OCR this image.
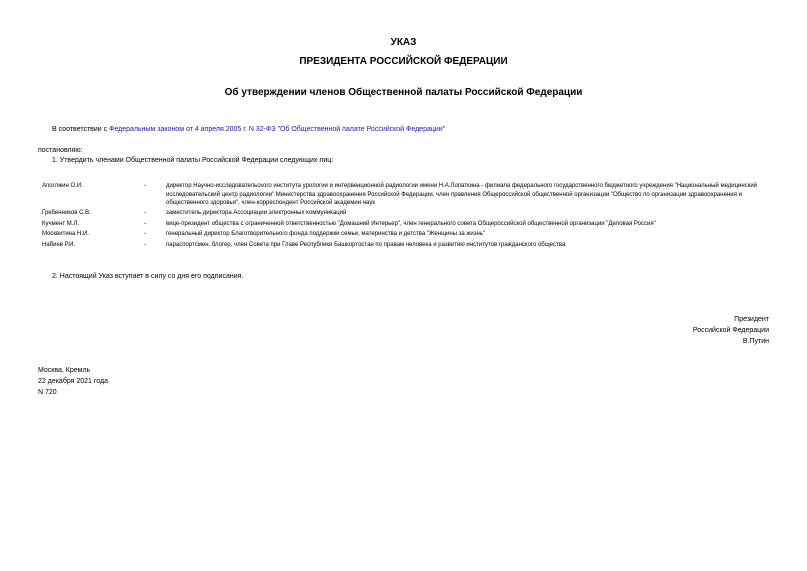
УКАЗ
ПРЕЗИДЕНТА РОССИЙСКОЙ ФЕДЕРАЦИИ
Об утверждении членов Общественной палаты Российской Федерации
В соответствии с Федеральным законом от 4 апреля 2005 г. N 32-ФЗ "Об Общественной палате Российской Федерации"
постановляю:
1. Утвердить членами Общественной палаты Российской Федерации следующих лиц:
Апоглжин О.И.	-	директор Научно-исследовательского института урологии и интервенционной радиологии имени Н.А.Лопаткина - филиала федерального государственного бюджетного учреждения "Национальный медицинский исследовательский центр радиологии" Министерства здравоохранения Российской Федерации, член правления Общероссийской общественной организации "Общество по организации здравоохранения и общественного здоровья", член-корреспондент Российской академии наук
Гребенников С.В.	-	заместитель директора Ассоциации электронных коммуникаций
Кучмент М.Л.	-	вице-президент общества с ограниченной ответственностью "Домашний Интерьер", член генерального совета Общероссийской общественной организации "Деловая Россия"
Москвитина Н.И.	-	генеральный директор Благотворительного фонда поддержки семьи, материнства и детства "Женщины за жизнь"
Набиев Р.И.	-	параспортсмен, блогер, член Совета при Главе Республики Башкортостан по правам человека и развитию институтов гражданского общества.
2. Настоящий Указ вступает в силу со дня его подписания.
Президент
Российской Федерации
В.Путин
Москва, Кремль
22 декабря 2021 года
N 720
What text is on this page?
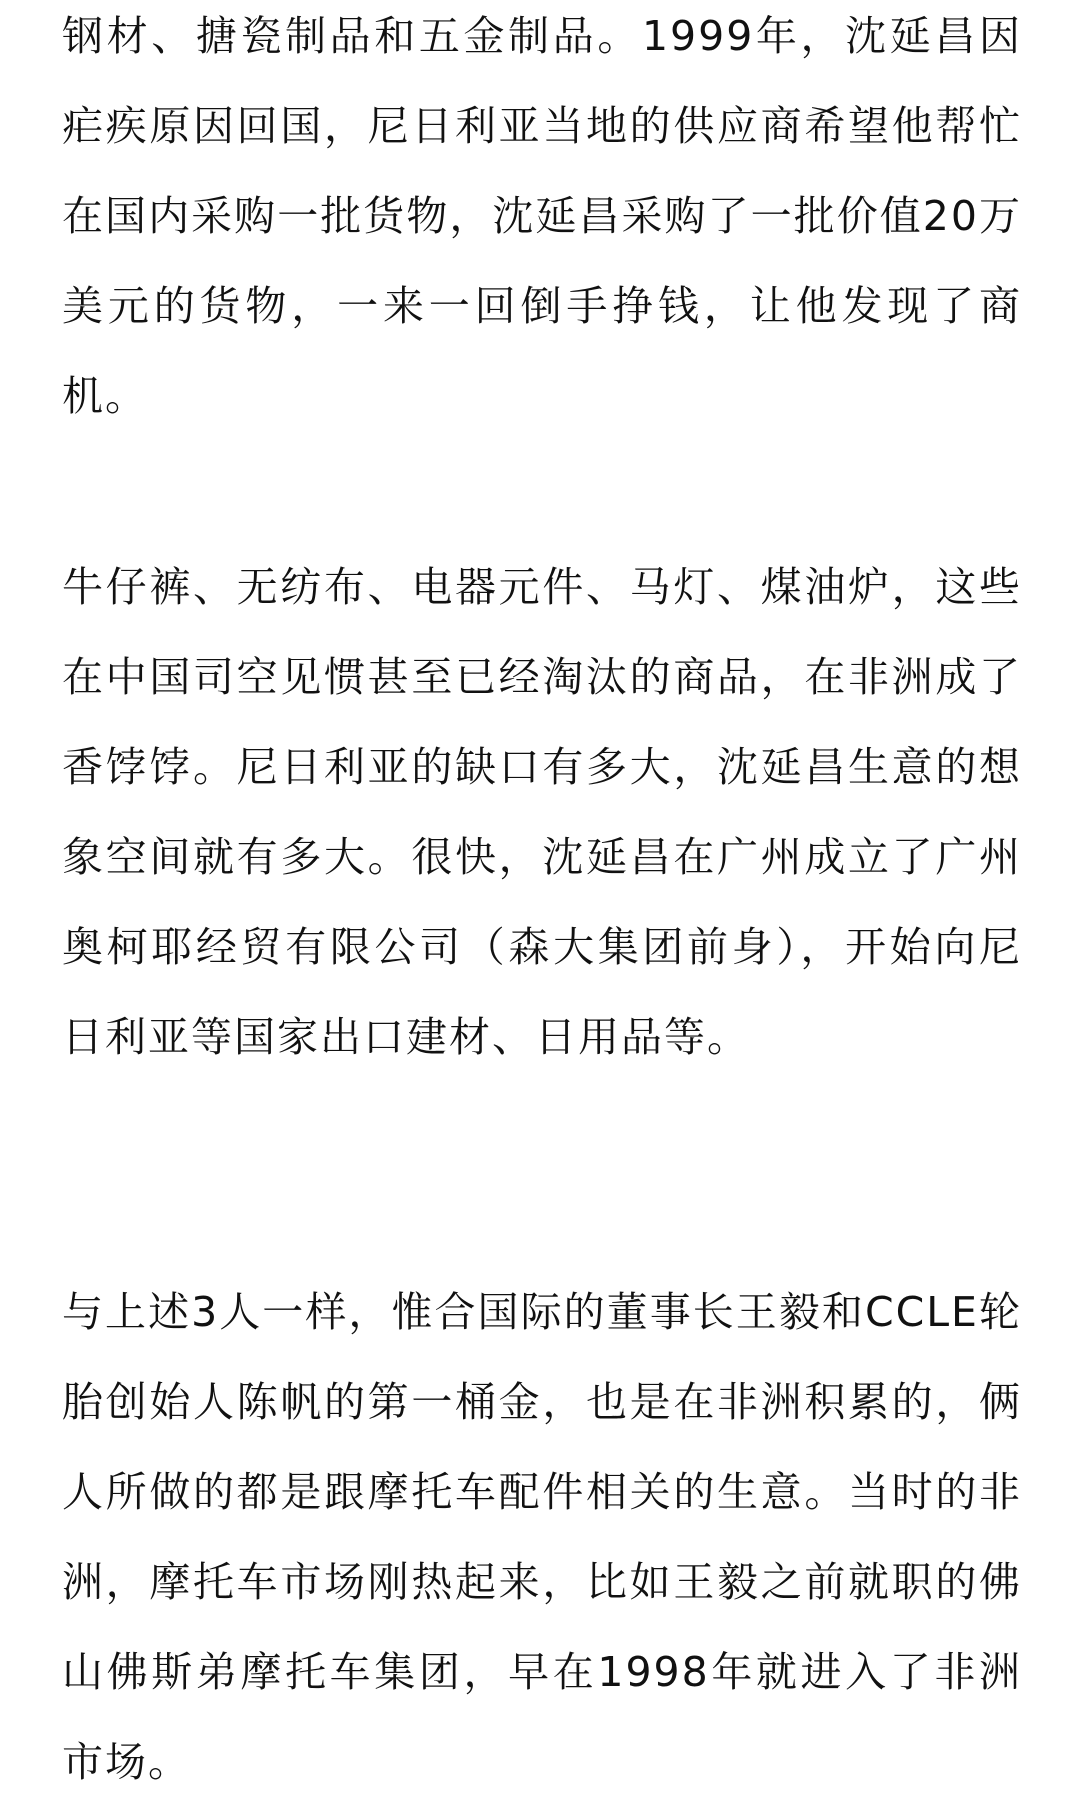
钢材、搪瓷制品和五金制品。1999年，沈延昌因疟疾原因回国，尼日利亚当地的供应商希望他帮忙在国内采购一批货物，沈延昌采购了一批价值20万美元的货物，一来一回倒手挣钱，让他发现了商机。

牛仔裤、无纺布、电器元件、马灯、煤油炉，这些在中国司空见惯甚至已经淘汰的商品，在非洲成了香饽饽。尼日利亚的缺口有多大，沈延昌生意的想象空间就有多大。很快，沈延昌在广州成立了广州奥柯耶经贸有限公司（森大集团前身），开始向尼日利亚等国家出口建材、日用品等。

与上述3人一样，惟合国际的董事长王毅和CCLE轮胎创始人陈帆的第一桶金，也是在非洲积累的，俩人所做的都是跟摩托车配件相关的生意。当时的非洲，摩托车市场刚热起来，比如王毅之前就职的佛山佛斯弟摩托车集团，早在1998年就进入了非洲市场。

++++++++++

**What is needed:** Omit the pictures and please write out exactly the lines between the one containing "What text is on this page?" and the last line of the entries, both included.

**Solution:**
What text is on this page?
钢材、搪瓷制品和五金制品。1999年，沈延昌因疟疾原因回国，尼日利亚当地的供应商希望他帮忙在国内采购一批货物，沈延昌采购了一批价值20万美元的货物，一来一回倒手挣钱，让他发现了商机。

牛仔裤、无纺布、电器元件、马灯、煤油炉，这些在中国司空见惯甚至已经淘汰的商品，在非洲成了香饽饽。尼日利亚的缺口有多大，沈延昌生意的想象空间就有多大。很快，沈延昌在广州成立了广州奥柯耶经贸有限公司（森大集团前身），开始向尼日利亚等国家出口建材、日用品等。

与上述3人一样，惟合国际的董事长王毅和CCLE轮胎创始人陈帆的第一桶金，也是在非洲积累的，俩人所做的都是跟摩托车配件相关的生意。当时的非洲，摩托车市场刚热起来，比如王毅之前就职的佛山佛斯弟摩托车集团，早在1998年就进入了非洲市场。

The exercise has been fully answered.